**AIM OF THE EXERCISE:** Where does the string "類天疱瘡" appear? Copy every line of the entries below that holds it.

**PROVIDED INFORMATION:**
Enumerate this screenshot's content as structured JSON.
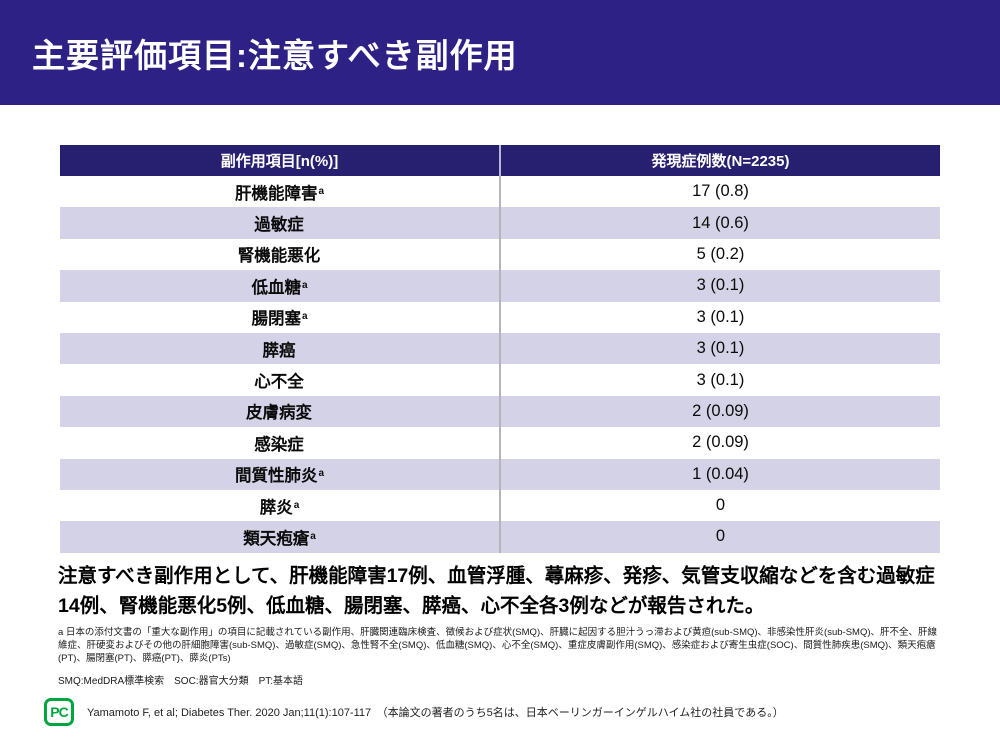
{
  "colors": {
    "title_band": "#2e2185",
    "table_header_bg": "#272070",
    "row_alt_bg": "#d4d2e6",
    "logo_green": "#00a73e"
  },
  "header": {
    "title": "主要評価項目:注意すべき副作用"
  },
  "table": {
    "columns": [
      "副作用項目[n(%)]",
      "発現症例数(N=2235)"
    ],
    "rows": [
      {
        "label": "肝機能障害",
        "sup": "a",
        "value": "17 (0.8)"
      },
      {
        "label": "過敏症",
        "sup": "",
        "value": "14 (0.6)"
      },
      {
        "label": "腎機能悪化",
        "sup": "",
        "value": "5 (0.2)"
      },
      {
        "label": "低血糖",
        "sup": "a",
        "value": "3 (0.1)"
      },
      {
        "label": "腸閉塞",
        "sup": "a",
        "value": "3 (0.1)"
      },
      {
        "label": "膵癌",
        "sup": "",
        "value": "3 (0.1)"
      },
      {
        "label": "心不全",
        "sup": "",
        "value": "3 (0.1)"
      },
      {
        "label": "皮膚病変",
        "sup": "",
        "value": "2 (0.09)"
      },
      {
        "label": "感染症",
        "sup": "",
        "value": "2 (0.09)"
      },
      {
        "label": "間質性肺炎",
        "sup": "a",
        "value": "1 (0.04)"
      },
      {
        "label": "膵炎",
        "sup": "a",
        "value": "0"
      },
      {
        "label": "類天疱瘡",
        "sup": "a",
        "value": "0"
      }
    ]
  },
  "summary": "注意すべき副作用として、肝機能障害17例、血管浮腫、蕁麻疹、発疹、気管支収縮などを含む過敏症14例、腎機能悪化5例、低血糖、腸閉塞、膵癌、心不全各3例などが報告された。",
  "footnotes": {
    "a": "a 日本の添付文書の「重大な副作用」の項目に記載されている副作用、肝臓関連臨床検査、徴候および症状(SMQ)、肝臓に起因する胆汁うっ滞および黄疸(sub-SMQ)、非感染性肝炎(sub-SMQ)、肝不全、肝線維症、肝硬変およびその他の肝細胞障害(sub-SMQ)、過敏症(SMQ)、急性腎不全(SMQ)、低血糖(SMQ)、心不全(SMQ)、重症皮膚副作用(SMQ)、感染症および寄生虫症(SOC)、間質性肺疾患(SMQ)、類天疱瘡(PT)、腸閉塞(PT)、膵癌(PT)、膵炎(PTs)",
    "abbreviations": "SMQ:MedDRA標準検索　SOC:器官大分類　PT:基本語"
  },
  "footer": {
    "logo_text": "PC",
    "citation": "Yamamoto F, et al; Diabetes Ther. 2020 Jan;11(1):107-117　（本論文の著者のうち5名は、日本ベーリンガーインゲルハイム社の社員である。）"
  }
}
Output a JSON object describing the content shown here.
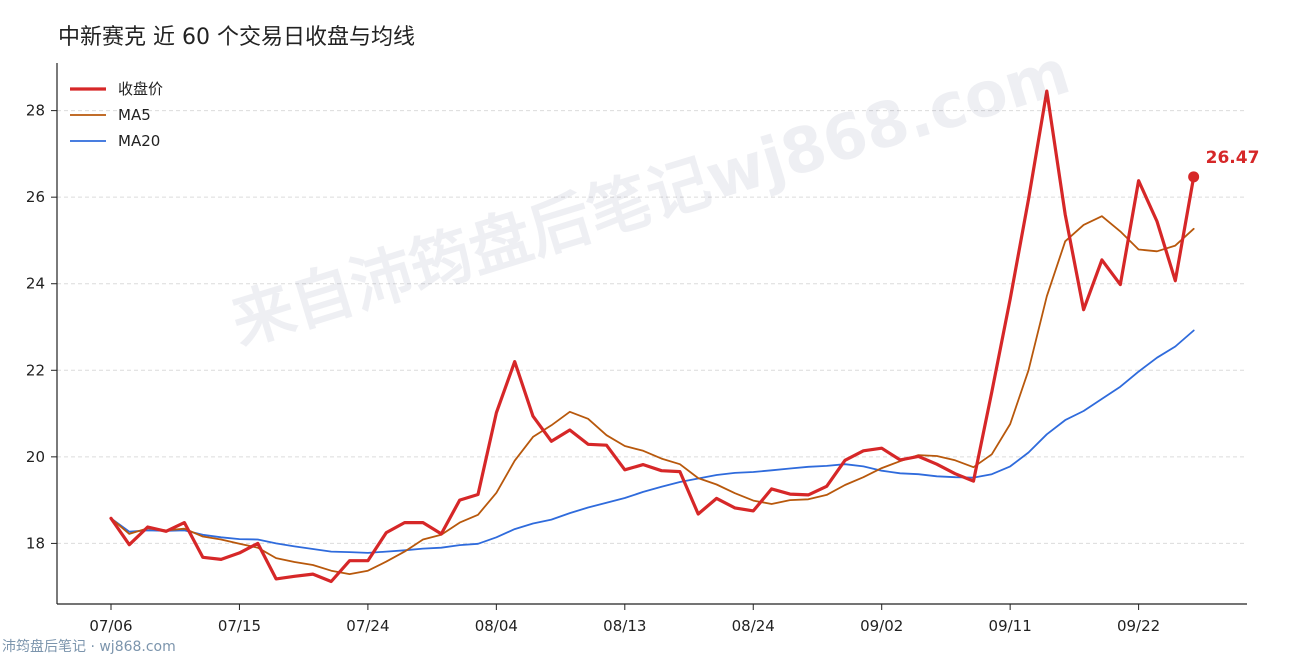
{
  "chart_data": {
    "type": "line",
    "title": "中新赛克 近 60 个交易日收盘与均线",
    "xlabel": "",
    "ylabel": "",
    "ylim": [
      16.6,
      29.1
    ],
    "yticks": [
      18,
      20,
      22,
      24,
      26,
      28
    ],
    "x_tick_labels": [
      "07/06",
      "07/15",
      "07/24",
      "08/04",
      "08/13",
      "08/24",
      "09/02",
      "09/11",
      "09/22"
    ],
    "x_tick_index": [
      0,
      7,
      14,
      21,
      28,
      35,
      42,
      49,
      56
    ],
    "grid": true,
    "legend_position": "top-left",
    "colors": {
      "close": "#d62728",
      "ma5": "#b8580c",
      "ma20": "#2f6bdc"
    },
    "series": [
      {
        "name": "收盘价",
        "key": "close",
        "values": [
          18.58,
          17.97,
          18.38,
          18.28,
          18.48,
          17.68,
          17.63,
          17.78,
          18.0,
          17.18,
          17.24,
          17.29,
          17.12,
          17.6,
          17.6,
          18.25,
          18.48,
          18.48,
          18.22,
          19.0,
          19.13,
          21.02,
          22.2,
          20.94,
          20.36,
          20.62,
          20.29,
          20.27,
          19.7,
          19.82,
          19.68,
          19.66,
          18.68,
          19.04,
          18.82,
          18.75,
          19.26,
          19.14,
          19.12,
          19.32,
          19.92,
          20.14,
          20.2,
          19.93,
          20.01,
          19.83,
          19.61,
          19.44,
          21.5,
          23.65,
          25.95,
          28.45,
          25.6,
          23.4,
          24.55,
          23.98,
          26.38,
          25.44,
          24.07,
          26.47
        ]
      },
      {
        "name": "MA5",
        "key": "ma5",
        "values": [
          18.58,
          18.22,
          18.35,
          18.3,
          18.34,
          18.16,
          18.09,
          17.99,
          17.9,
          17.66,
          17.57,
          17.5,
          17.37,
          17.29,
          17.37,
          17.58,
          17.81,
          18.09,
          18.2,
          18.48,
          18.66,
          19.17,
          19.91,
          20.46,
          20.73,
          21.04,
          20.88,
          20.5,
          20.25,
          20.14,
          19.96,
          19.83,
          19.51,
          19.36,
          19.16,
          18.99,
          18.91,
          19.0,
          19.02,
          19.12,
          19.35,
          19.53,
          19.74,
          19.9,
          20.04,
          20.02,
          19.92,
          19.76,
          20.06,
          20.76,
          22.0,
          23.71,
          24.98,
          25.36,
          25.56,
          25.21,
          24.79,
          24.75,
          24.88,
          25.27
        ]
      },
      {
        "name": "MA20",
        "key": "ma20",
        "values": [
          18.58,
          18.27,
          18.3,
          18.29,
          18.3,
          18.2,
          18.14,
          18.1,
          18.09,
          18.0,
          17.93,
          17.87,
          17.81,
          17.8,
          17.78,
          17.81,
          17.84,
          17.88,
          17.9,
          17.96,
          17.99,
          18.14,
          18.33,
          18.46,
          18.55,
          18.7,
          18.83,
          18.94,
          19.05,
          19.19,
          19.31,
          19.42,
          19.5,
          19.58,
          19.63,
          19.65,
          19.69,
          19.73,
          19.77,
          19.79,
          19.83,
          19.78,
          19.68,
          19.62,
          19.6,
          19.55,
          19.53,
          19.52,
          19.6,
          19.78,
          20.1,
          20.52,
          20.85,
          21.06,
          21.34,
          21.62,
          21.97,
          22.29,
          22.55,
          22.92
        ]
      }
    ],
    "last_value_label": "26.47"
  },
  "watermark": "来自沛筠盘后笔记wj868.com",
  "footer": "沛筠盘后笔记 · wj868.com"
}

**CORRECT ANSWER:**
        "label": "類天疱瘡",
    "a": "a 日本の添付文書の「重大な副作用」の項目に記載されている副作用、肝臓関連臨床検査、徴候および症状(SMQ)、肝臓に起因する胆汁うっ滞および黄疸(sub-SMQ)、非感染性肝炎(sub-SMQ)、肝不全、肝線維症、肝硬変およびその他の肝細胞障害(sub-SMQ)、過敏症(SMQ)、急性腎不全(SMQ)、低血糖(SMQ)、心不全(SMQ)、重症皮膚副作用(SMQ)、感染症および寄生虫症(SOC)、間質性肺疾患(SMQ)、類天疱瘡(PT)、腸閉塞(PT)、膵癌(PT)、膵炎(PTs)",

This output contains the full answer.